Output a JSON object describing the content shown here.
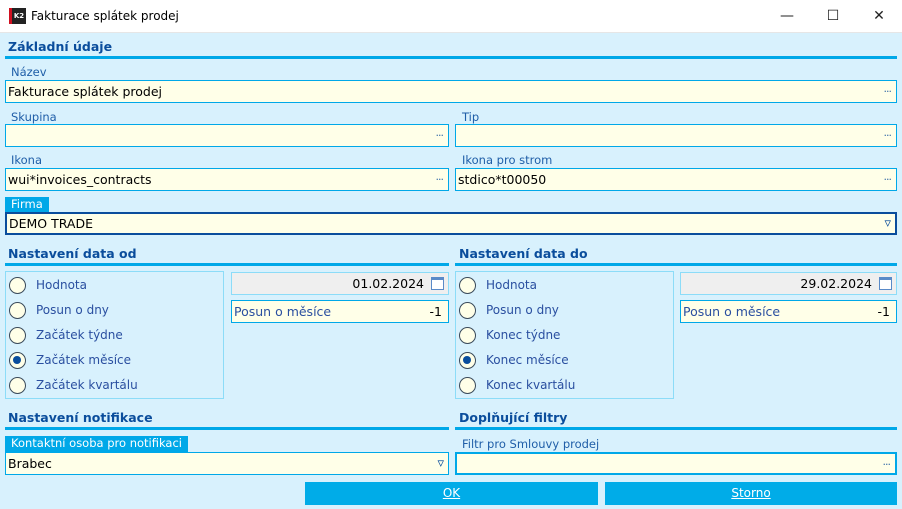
{
  "window": {
    "title": "Fakturace splátek prodej",
    "logo": "K2",
    "minimize": "—",
    "maximize": "☐",
    "close": "✕"
  },
  "basic": {
    "heading": "Základní údaje",
    "nazev": {
      "label": "Název",
      "value": "Fakturace splátek prodej"
    },
    "skupina": {
      "label": "Skupina",
      "value": ""
    },
    "tip": {
      "label": "Tip",
      "value": ""
    },
    "ikona": {
      "label": "Ikona",
      "value": "wui*invoices_contracts"
    },
    "ikona_strom": {
      "label": "Ikona pro strom",
      "value": "stdico*t00050"
    },
    "firma": {
      "label": "Firma",
      "value": "DEMO TRADE"
    }
  },
  "date_from": {
    "heading": "Nastavení data od",
    "options": [
      "Hodnota",
      "Posun o dny",
      "Začátek týdne",
      "Začátek měsíce",
      "Začátek kvartálu"
    ],
    "selected": 3,
    "date": "01.02.2024",
    "shift_label": "Posun o měsíce",
    "shift_value": "-1"
  },
  "date_to": {
    "heading": "Nastavení data do",
    "options": [
      "Hodnota",
      "Posun o dny",
      "Konec týdne",
      "Konec měsíce",
      "Konec kvartálu"
    ],
    "selected": 3,
    "date": "29.02.2024",
    "shift_label": "Posun o měsíce",
    "shift_value": "-1"
  },
  "notif": {
    "heading": "Nastavení notifikace",
    "contact": {
      "label": "Kontaktní osoba pro notifikaci",
      "value": "Brabec"
    }
  },
  "filters": {
    "heading": "Doplňující filtry",
    "filter": {
      "label": "Filtr pro Smlouvy prodej",
      "value": ""
    }
  },
  "buttons": {
    "ok": "OK",
    "cancel": "Storno"
  },
  "icons": {
    "ellipsis": "···",
    "dropdown": "▿"
  }
}
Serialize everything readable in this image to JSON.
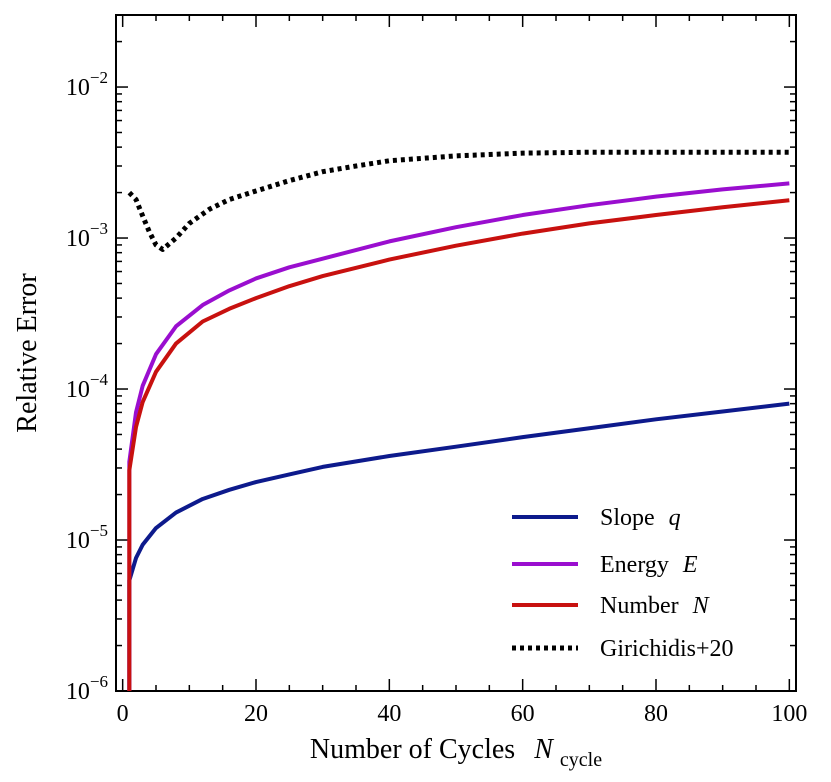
{
  "chart_data": {
    "type": "line",
    "xlabel": "Number of Cycles",
    "xlabel_symbol": "N",
    "xlabel_subscript": "cycle",
    "ylabel": "Relative Error",
    "yscale": "log",
    "xlim": [
      -1,
      101
    ],
    "ylim": [
      1e-06,
      0.03
    ],
    "x_ticks": [
      0,
      20,
      40,
      60,
      80,
      100
    ],
    "y_ticks": [
      {
        "value": 1e-06,
        "base": "10",
        "exp": "−6"
      },
      {
        "value": 1e-05,
        "base": "10",
        "exp": "−5"
      },
      {
        "value": 0.0001,
        "base": "10",
        "exp": "−4"
      },
      {
        "value": 0.001,
        "base": "10",
        "exp": "−3"
      },
      {
        "value": 0.01,
        "base": "10",
        "exp": "−2"
      }
    ],
    "legend_position": "lower-right",
    "series": [
      {
        "name": "Slope",
        "symbol": "q",
        "color": "#0d1a8c",
        "style": "solid",
        "x": [
          1,
          1,
          2,
          3,
          5,
          8,
          12,
          16,
          20,
          25,
          30,
          40,
          50,
          60,
          70,
          80,
          90,
          100
        ],
        "y": [
          1e-06,
          5.4e-06,
          7.6e-06,
          9.3e-06,
          1.2e-05,
          1.52e-05,
          1.87e-05,
          2.15e-05,
          2.42e-05,
          2.72e-05,
          3.05e-05,
          3.6e-05,
          4.15e-05,
          4.8e-05,
          5.5e-05,
          6.3e-05,
          7.1e-05,
          8e-05
        ]
      },
      {
        "name": "Energy",
        "symbol": "E",
        "color": "#9a0ecf",
        "style": "solid",
        "x": [
          1,
          1,
          2,
          3,
          5,
          8,
          12,
          16,
          20,
          25,
          30,
          40,
          50,
          60,
          70,
          80,
          90,
          100
        ],
        "y": [
          1e-06,
          3.3e-05,
          7e-05,
          0.000105,
          0.00017,
          0.00026,
          0.00036,
          0.00045,
          0.00054,
          0.00064,
          0.00073,
          0.00095,
          0.00118,
          0.00142,
          0.00165,
          0.00188,
          0.0021,
          0.0023
        ]
      },
      {
        "name": "Number",
        "symbol": "N",
        "color": "#c8110f",
        "style": "solid",
        "x": [
          1,
          1,
          2,
          3,
          5,
          8,
          12,
          16,
          20,
          25,
          30,
          40,
          50,
          60,
          70,
          80,
          90,
          100
        ],
        "y": [
          1e-06,
          2.9e-05,
          5.6e-05,
          8.2e-05,
          0.00013,
          0.0002,
          0.00028,
          0.00034,
          0.0004,
          0.00048,
          0.00056,
          0.00072,
          0.00089,
          0.00107,
          0.00125,
          0.00142,
          0.0016,
          0.00178
        ]
      },
      {
        "name": "Girichidis+20",
        "symbol": "",
        "color": "#000000",
        "style": "dotted",
        "x": [
          1,
          2,
          3,
          4,
          5,
          6,
          8,
          10,
          13,
          16,
          20,
          25,
          30,
          35,
          40,
          50,
          60,
          70,
          80,
          90,
          100
        ],
        "y": [
          0.002,
          0.0018,
          0.0014,
          0.0011,
          0.0009,
          0.00084,
          0.001,
          0.00125,
          0.00155,
          0.0018,
          0.00205,
          0.0024,
          0.00275,
          0.003,
          0.00325,
          0.0035,
          0.00365,
          0.0037,
          0.0037,
          0.0037,
          0.0037
        ]
      }
    ]
  }
}
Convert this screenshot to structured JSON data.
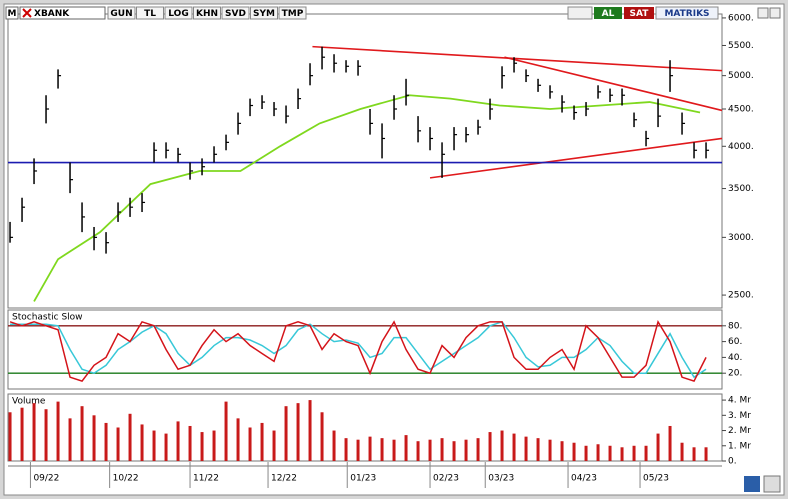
{
  "toolbar": {
    "logo": "M",
    "symbol": "XBANK",
    "buttons": [
      "GUN",
      "TL",
      "LOG",
      "KHN",
      "SVD",
      "SYM",
      "TMP"
    ],
    "buy": "AL",
    "sell": "SAT",
    "brand": "MATRIKS"
  },
  "chart_data": [
    {
      "type": "ohlc",
      "log": true,
      "xlim": [
        -0.17,
        59.33
      ],
      "ylim": [
        2400,
        6075
      ],
      "yticks": [
        {
          "value": 2500,
          "label": "2500."
        },
        {
          "value": 3000,
          "label": "3000."
        },
        {
          "value": 3500,
          "label": "3500."
        },
        {
          "value": 4000,
          "label": "4000."
        },
        {
          "value": 4500,
          "label": "4500."
        },
        {
          "value": 5000,
          "label": "5000."
        },
        {
          "value": 5500,
          "label": "5500."
        },
        {
          "value": 6000,
          "label": "6000."
        }
      ],
      "color": "#000000",
      "high": [
        3150,
        3400,
        3850,
        4700,
        5100,
        3800,
        3350,
        3100,
        3050,
        3350,
        3400,
        3450,
        4050,
        4050,
        3980,
        3800,
        3850,
        4000,
        4150,
        4450,
        4650,
        4700,
        4600,
        4550,
        4800,
        5200,
        5480,
        5350,
        5250,
        5250,
        4500,
        4300,
        4700,
        4950,
        4400,
        4250,
        4050,
        4250,
        4250,
        4350,
        4650,
        5150,
        5300,
        5100,
        4950,
        4850,
        4700,
        4550,
        4600,
        4850,
        4800,
        4800,
        4450,
        4200,
        4650,
        5250,
        4450,
        4050,
        4050
      ],
      "low": [
        2950,
        3150,
        3550,
        4300,
        4800,
        3450,
        3050,
        2880,
        2850,
        3150,
        3200,
        3250,
        3800,
        3850,
        3800,
        3600,
        3650,
        3800,
        3950,
        4150,
        4400,
        4500,
        4400,
        4300,
        4500,
        4850,
        5100,
        5050,
        5050,
        5000,
        4150,
        3850,
        4350,
        4550,
        4050,
        3950,
        3620,
        3950,
        4050,
        4150,
        4350,
        4800,
        5050,
        4900,
        4750,
        4650,
        4450,
        4350,
        4400,
        4650,
        4600,
        4550,
        4250,
        4000,
        4250,
        4750,
        4150,
        3850,
        3850
      ],
      "close": [
        3000,
        3300,
        3700,
        4500,
        5000,
        3600,
        3200,
        3000,
        2950,
        3250,
        3300,
        3350,
        3950,
        3950,
        3900,
        3700,
        3750,
        3900,
        4050,
        4300,
        4550,
        4600,
        4500,
        4400,
        4650,
        5000,
        5300,
        5200,
        5150,
        5150,
        4300,
        4100,
        4500,
        4700,
        4200,
        4100,
        3900,
        4150,
        4150,
        4250,
        4500,
        5000,
        5200,
        5000,
        4850,
        4750,
        4600,
        4450,
        4500,
        4750,
        4700,
        4700,
        4350,
        4100,
        4400,
        5000,
        4300,
        3950,
        3950
      ],
      "ma": {
        "color": "#7fd81e",
        "x": [
          2,
          4,
          7.5,
          11.7,
          15.8,
          19.2,
          22.5,
          25.8,
          29.2,
          33.3,
          36.7,
          40.8,
          45,
          49.2,
          53.3,
          57.5
        ],
        "values": [
          2450,
          2800,
          3050,
          3550,
          3700,
          3700,
          4000,
          4300,
          4500,
          4700,
          4650,
          4550,
          4500,
          4550,
          4600,
          4450
        ]
      },
      "lines": [
        {
          "color": "#e0191c",
          "x": [
            25.2,
            59.33
          ],
          "y": [
            5480,
            5080
          ]
        },
        {
          "color": "#e0191c",
          "x": [
            41.2,
            59.33
          ],
          "y": [
            5300,
            4480
          ]
        },
        {
          "color": "#e0191c",
          "x": [
            35,
            59.33
          ],
          "y": [
            3620,
            4100
          ]
        },
        {
          "color": "#1b1bb0",
          "x": [
            -0.17,
            59.33
          ],
          "y": [
            3800,
            3800
          ]
        }
      ]
    },
    {
      "type": "line",
      "title": "Stochastic Slow",
      "xlim": [
        -0.17,
        59.33
      ],
      "ylim": [
        0,
        100
      ],
      "yticks": [
        {
          "value": 20,
          "label": "20."
        },
        {
          "value": 40,
          "label": "40."
        },
        {
          "value": 60,
          "label": "60."
        },
        {
          "value": 80,
          "label": "80."
        }
      ],
      "levels": [
        {
          "value": 80,
          "color": "#8b1a1a"
        },
        {
          "value": 20,
          "color": "#1a7a1a"
        }
      ],
      "series": [
        {
          "color": "#d4141a",
          "values": [
            85,
            80,
            85,
            80,
            75,
            15,
            10,
            30,
            40,
            70,
            60,
            85,
            80,
            50,
            25,
            30,
            55,
            75,
            60,
            70,
            55,
            45,
            35,
            80,
            85,
            80,
            50,
            70,
            60,
            55,
            20,
            60,
            85,
            50,
            25,
            20,
            55,
            40,
            65,
            80,
            85,
            85,
            40,
            25,
            25,
            40,
            50,
            25,
            80,
            65,
            40,
            15,
            15,
            30,
            85,
            60,
            15,
            10,
            40
          ]
        },
        {
          "color": "#38c8d8",
          "values": [
            82,
            82,
            82,
            82,
            80,
            50,
            25,
            20,
            30,
            50,
            60,
            72,
            80,
            70,
            45,
            30,
            40,
            55,
            65,
            65,
            62,
            55,
            45,
            55,
            75,
            82,
            70,
            60,
            62,
            58,
            40,
            45,
            65,
            65,
            45,
            25,
            35,
            45,
            55,
            65,
            80,
            85,
            65,
            40,
            28,
            30,
            40,
            40,
            50,
            65,
            55,
            35,
            20,
            20,
            45,
            70,
            40,
            15,
            25
          ]
        }
      ]
    },
    {
      "type": "bar",
      "title": "Volume",
      "xlim": [
        -0.17,
        59.33
      ],
      "ylim": [
        0,
        4.4
      ],
      "color": "#c81a1a",
      "yticks": [
        {
          "value": 0,
          "label": "0."
        },
        {
          "value": 1,
          "label": "1. Mr"
        },
        {
          "value": 2,
          "label": "2. Mr"
        },
        {
          "value": 3,
          "label": "3. Mr"
        },
        {
          "value": 4,
          "label": "4. Mr"
        }
      ],
      "xticks": [
        {
          "value": 1.7,
          "label": "09/22"
        },
        {
          "value": 8.3,
          "label": "10/22"
        },
        {
          "value": 15,
          "label": "11/22"
        },
        {
          "value": 21.5,
          "label": "12/22"
        },
        {
          "value": 28.1,
          "label": "01/23"
        },
        {
          "value": 35,
          "label": "02/23"
        },
        {
          "value": 39.6,
          "label": "03/23"
        },
        {
          "value": 46.5,
          "label": "04/23"
        },
        {
          "value": 52.5,
          "label": "05/23"
        }
      ],
      "values": [
        3.2,
        3.5,
        3.8,
        3.4,
        3.9,
        2.8,
        3.6,
        3.0,
        2.5,
        2.2,
        3.1,
        2.4,
        2.0,
        1.8,
        2.6,
        2.3,
        1.9,
        2.0,
        3.9,
        2.8,
        2.2,
        2.5,
        2.0,
        3.6,
        3.8,
        4.0,
        3.2,
        2.0,
        1.5,
        1.4,
        1.6,
        1.5,
        1.4,
        1.7,
        1.3,
        1.4,
        1.5,
        1.3,
        1.4,
        1.5,
        1.9,
        2.0,
        1.8,
        1.6,
        1.5,
        1.4,
        1.3,
        1.2,
        1.0,
        1.1,
        1.0,
        0.9,
        1.0,
        1.0,
        1.8,
        2.3,
        1.2,
        0.9,
        0.9
      ]
    }
  ]
}
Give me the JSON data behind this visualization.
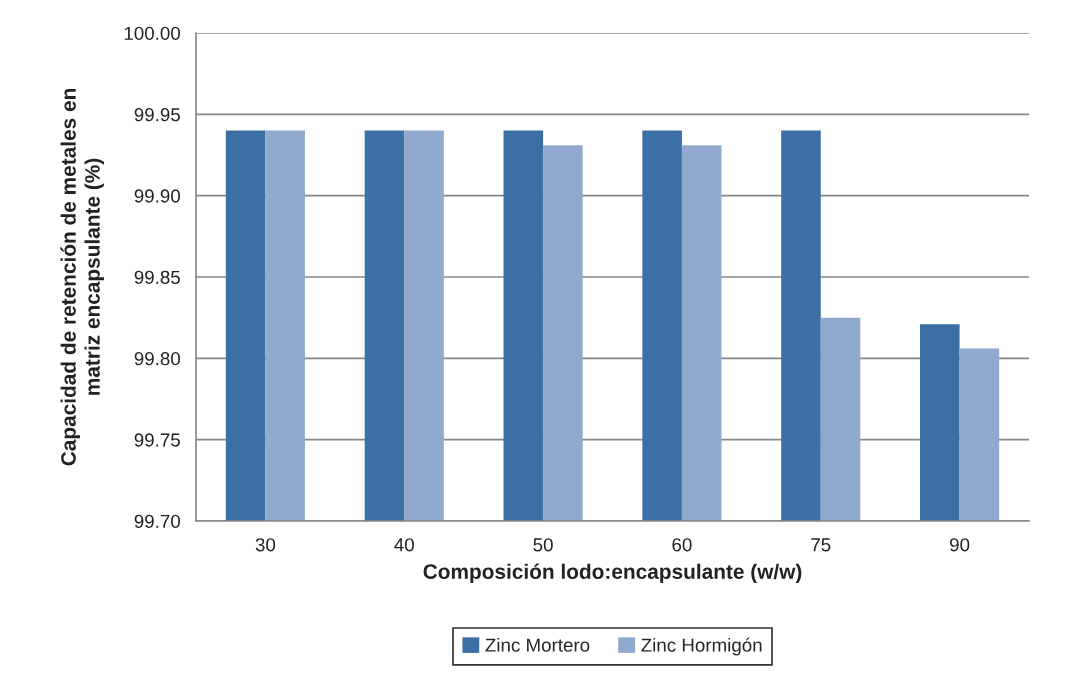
{
  "chart_data": {
    "type": "bar",
    "xlabel": "Composición lodo:encapsulante (w/w)",
    "ylabel": "Capacidad de retención de metales en\nmatriz encapsulante (%)",
    "categories": [
      "30",
      "40",
      "50",
      "60",
      "75",
      "90"
    ],
    "series": [
      {
        "name": "Zinc Mortero",
        "color": "#3c70a4",
        "values": [
          99.94,
          99.94,
          99.94,
          99.94,
          99.94,
          99.821
        ]
      },
      {
        "name": "Zinc Hormigón",
        "color": "#92a9cf",
        "values": [
          99.94,
          99.94,
          99.931,
          99.931,
          99.825,
          99.806
        ]
      }
    ],
    "ylim": [
      99.7,
      100.0
    ],
    "yticks": [
      {
        "value": 99.7,
        "label": "99.70"
      },
      {
        "value": 99.75,
        "label": "99.75"
      },
      {
        "value": 99.8,
        "label": "99.80"
      },
      {
        "value": 99.85,
        "label": "99.85"
      },
      {
        "value": 99.9,
        "label": "99.90"
      },
      {
        "value": 99.95,
        "label": "99.95"
      },
      {
        "value": 100.0,
        "label": "100.00"
      }
    ],
    "grid": "y",
    "legend": "bottom"
  }
}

------------------------

## Goal
Which lines include the word "JSON"? Copy every one of them.

## Task answer
Output a JSON object describing the content shown here.
Serialize everything readable in this image to JSON.
Convert this screenshot to structured JSON data.
Give me the JSON data behind this visualization.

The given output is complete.